**Aim of the exercise**
Find every line in the records below that holds the word "name" and copy it.

**Dataset content**
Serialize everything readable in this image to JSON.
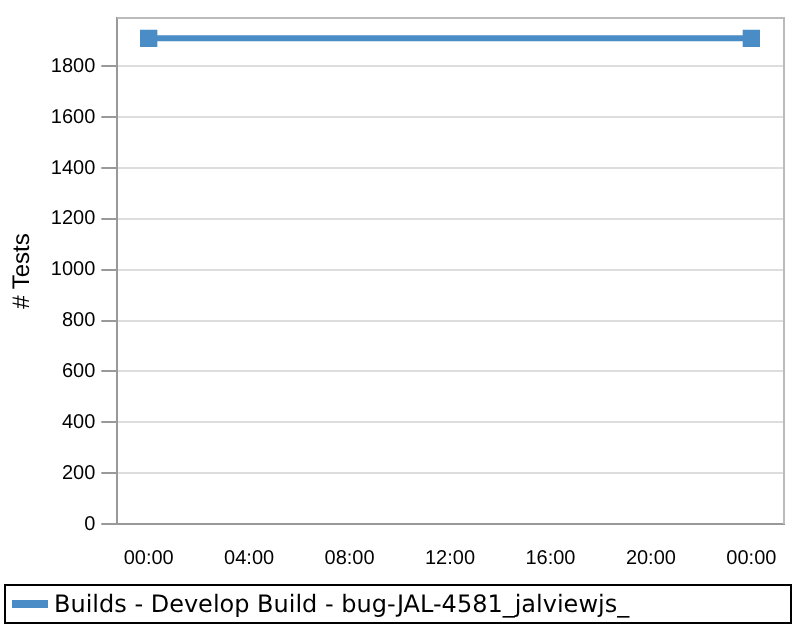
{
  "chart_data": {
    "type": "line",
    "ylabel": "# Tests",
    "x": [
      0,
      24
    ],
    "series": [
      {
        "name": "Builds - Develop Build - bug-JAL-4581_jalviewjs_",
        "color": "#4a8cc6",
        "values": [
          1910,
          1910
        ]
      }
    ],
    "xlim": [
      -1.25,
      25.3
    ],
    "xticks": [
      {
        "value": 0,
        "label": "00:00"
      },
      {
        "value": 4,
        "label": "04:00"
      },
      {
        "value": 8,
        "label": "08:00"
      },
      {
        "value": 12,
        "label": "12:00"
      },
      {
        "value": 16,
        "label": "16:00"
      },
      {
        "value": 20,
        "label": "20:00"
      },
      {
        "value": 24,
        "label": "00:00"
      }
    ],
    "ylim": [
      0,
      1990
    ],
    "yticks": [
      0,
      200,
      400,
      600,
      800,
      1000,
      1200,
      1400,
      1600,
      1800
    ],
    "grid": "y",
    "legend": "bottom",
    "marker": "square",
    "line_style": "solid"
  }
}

==

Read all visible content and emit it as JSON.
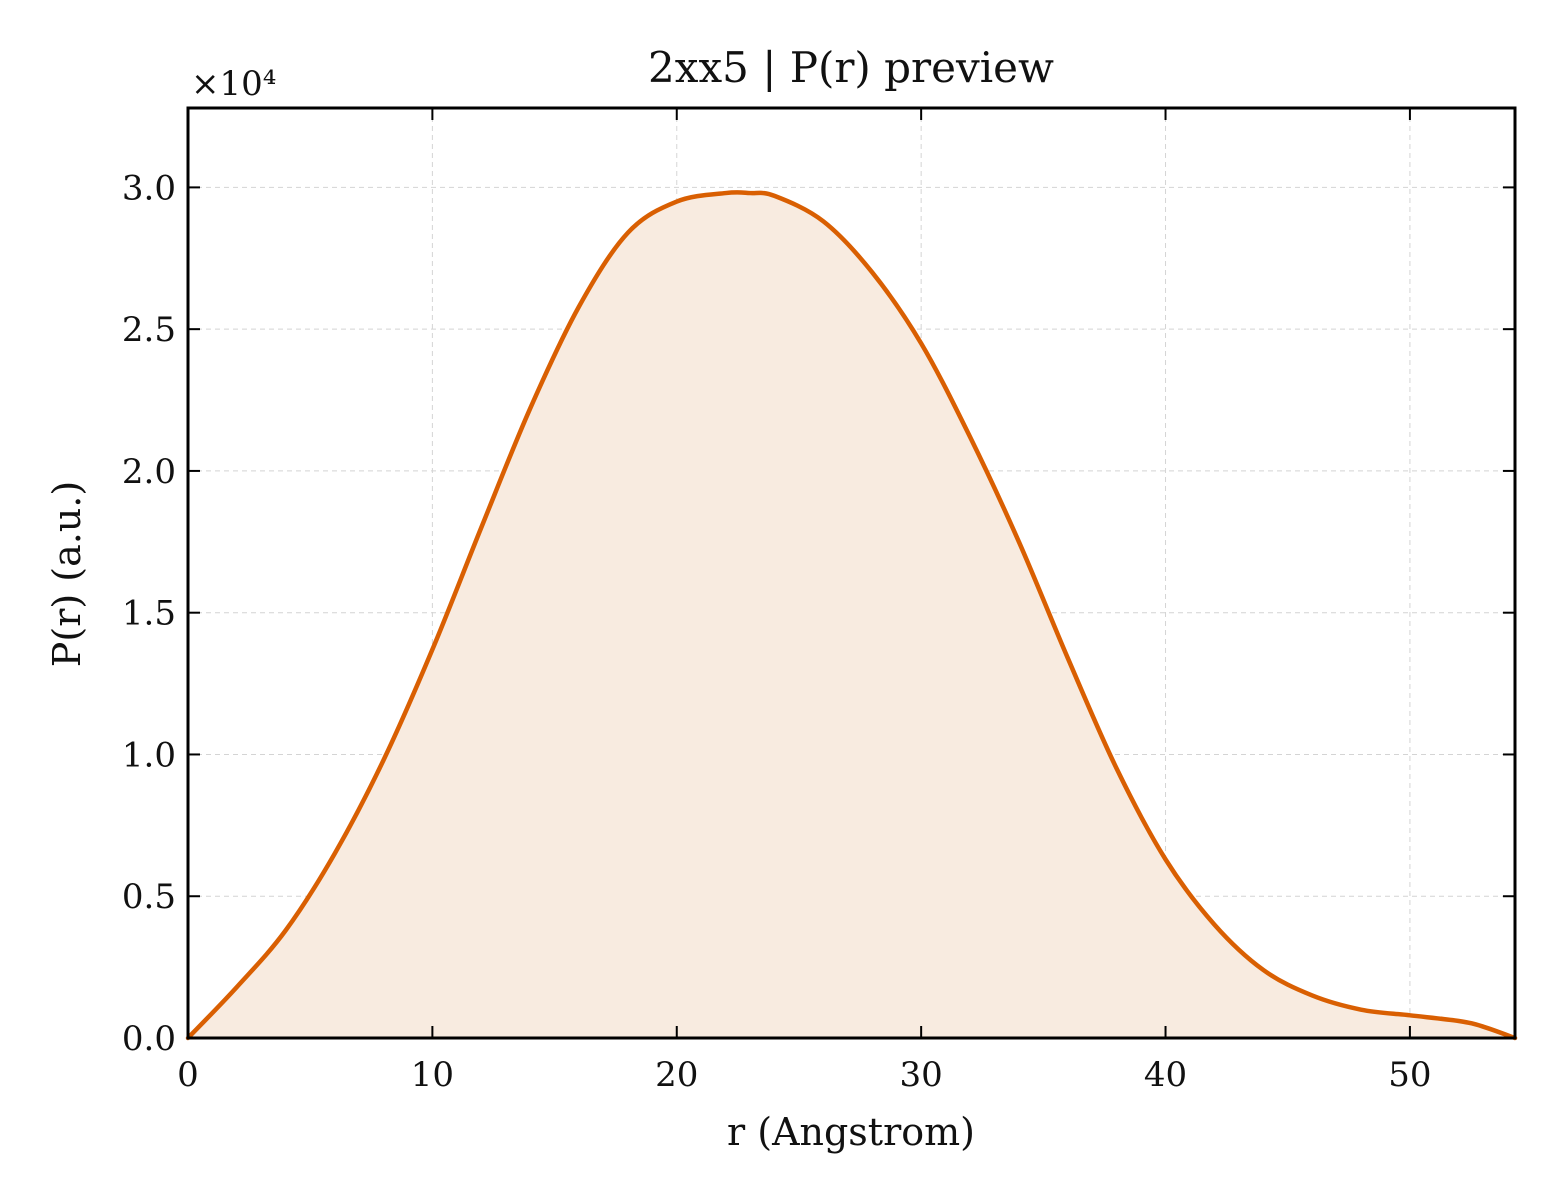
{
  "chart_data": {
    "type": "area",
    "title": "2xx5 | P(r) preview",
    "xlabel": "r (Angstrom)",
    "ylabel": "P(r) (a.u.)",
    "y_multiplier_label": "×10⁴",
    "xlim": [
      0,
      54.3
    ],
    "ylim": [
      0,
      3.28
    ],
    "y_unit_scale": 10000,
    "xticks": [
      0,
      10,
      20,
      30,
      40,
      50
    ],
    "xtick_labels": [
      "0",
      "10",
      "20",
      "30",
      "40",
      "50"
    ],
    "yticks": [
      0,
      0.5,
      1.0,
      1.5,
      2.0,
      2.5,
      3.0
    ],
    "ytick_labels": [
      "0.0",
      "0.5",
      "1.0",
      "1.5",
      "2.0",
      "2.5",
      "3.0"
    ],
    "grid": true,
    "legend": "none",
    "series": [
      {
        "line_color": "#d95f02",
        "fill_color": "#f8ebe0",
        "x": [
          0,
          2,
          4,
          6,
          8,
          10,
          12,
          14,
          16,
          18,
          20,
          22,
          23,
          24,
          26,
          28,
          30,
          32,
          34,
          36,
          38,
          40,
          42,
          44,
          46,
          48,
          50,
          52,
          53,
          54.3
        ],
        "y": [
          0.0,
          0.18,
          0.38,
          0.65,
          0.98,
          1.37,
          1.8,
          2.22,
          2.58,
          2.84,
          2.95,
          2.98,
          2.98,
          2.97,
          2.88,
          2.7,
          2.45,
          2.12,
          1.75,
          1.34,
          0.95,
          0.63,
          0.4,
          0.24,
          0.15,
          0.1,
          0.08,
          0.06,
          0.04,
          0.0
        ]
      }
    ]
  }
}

...

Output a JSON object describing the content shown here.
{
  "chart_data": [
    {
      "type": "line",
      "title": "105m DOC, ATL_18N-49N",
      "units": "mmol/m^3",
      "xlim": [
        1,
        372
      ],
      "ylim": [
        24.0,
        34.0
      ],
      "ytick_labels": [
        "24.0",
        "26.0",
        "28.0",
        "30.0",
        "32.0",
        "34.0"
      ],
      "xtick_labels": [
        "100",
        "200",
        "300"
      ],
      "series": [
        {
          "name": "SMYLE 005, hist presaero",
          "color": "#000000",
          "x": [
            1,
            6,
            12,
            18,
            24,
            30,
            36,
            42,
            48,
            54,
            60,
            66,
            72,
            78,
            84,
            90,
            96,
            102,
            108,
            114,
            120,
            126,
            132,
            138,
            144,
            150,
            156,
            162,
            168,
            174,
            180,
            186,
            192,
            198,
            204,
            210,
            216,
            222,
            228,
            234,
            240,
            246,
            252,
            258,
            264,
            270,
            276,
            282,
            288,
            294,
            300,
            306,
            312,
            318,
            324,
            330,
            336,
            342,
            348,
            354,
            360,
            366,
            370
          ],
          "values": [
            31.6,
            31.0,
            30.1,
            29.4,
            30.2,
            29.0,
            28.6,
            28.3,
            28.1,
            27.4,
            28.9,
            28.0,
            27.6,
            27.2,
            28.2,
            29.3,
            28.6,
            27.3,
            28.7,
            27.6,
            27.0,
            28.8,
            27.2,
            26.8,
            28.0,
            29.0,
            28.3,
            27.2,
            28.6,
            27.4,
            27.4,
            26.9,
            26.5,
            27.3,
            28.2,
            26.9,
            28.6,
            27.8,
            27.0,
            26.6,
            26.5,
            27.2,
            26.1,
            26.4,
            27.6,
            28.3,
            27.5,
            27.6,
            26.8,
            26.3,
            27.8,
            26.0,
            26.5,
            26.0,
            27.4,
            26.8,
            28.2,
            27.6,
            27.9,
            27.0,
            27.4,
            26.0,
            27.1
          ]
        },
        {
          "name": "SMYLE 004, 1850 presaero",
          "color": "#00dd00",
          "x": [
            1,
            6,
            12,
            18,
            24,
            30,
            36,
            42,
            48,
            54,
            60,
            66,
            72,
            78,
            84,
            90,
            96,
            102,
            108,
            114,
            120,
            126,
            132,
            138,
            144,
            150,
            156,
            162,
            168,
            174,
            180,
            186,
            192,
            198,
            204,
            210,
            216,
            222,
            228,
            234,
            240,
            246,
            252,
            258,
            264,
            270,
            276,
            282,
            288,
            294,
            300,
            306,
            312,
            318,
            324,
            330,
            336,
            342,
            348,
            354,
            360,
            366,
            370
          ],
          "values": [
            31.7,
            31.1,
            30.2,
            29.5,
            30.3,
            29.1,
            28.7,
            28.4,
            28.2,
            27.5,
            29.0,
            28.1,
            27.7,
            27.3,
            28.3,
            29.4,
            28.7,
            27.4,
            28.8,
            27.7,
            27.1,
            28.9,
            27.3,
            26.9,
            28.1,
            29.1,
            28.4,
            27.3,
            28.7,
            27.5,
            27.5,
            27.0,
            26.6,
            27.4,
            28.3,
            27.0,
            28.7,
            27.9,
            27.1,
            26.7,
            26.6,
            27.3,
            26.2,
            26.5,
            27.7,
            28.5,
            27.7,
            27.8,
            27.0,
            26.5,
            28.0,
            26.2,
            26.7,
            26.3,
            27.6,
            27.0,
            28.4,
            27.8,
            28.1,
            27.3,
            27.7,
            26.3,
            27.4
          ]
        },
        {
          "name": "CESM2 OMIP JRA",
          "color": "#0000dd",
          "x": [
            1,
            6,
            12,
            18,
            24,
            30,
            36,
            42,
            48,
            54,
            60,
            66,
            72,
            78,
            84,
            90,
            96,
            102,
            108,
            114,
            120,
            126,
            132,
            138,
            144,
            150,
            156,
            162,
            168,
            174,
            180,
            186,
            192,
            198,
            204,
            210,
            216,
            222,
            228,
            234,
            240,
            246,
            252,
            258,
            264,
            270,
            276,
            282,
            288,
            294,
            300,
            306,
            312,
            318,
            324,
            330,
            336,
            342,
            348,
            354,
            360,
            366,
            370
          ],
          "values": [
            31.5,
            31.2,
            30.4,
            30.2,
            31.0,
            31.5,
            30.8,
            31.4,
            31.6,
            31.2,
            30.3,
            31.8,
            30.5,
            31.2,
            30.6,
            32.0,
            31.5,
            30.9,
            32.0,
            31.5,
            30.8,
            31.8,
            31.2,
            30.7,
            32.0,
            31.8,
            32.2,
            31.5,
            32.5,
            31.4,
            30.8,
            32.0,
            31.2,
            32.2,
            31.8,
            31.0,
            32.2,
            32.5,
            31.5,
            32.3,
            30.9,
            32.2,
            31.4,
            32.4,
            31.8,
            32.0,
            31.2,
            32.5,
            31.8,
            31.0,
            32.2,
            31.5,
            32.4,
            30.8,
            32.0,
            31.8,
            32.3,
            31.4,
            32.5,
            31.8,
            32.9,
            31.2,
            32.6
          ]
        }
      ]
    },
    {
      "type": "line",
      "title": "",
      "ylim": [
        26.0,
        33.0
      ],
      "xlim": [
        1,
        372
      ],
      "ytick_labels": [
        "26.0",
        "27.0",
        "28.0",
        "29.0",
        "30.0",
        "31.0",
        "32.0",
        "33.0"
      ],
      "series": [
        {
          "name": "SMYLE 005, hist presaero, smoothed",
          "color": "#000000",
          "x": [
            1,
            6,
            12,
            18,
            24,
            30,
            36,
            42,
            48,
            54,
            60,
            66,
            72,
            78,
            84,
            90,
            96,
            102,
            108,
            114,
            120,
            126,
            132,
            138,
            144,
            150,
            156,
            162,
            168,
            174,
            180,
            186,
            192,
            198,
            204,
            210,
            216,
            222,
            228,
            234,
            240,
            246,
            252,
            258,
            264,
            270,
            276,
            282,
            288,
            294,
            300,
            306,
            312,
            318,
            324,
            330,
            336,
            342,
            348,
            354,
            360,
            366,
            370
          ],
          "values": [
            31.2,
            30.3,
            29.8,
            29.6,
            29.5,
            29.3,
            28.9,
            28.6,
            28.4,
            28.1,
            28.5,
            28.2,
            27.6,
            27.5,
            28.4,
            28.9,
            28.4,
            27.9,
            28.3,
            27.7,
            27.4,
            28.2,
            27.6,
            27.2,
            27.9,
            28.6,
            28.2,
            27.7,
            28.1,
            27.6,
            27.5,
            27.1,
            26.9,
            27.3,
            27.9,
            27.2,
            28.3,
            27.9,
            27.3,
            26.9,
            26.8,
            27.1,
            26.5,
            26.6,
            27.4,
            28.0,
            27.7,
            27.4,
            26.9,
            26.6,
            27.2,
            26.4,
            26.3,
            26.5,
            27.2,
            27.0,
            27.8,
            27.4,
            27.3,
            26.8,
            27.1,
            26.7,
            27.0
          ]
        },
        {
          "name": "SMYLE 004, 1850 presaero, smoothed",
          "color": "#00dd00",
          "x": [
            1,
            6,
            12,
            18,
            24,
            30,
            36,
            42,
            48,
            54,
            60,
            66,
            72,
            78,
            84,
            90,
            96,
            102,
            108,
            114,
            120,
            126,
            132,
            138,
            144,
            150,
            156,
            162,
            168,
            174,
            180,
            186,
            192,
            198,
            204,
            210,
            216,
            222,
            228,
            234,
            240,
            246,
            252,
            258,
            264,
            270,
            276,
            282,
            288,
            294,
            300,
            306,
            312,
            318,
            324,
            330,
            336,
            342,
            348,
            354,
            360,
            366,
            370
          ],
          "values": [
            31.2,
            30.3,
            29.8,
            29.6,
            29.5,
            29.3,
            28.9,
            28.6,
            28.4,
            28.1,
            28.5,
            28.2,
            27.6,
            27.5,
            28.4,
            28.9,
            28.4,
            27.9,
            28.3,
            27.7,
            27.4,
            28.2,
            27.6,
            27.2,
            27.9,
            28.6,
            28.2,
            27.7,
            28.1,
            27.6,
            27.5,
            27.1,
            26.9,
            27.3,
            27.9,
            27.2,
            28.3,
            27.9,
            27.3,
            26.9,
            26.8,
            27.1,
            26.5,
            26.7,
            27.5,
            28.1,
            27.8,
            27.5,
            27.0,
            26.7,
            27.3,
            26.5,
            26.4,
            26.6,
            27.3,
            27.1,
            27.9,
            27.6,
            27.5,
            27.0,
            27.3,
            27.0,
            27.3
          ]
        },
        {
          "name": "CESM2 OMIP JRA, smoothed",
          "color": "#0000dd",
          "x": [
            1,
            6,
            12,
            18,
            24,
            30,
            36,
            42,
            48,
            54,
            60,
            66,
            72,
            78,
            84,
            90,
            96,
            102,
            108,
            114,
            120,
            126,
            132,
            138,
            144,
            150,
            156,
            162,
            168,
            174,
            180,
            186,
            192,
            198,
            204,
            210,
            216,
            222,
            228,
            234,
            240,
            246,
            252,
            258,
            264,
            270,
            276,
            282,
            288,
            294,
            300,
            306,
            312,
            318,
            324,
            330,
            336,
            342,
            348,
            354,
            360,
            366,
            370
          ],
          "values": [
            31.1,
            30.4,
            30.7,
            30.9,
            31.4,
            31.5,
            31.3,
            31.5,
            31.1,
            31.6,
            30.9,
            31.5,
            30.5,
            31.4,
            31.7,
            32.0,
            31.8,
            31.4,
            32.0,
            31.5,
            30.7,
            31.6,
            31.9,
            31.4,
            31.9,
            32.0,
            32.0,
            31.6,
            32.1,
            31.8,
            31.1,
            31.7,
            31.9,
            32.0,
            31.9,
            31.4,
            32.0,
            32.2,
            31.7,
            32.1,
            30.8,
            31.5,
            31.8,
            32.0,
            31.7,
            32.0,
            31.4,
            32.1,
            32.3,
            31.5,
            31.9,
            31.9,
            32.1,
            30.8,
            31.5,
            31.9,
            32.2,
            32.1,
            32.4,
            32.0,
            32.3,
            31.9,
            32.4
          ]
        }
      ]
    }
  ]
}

**Correct answer**
        "name": "Builds - Develop Build - bug-JAL-4581_jalviewjs_",
          "name": "SMYLE 005, hist presaero",
          "name": "SMYLE 004, 1850 presaero",
          "name": "CESM2 OMIP JRA",
          "name": "SMYLE 005, hist presaero, smoothed",
          "name": "SMYLE 004, 1850 presaero, smoothed",
          "name": "CESM2 OMIP JRA, smoothed",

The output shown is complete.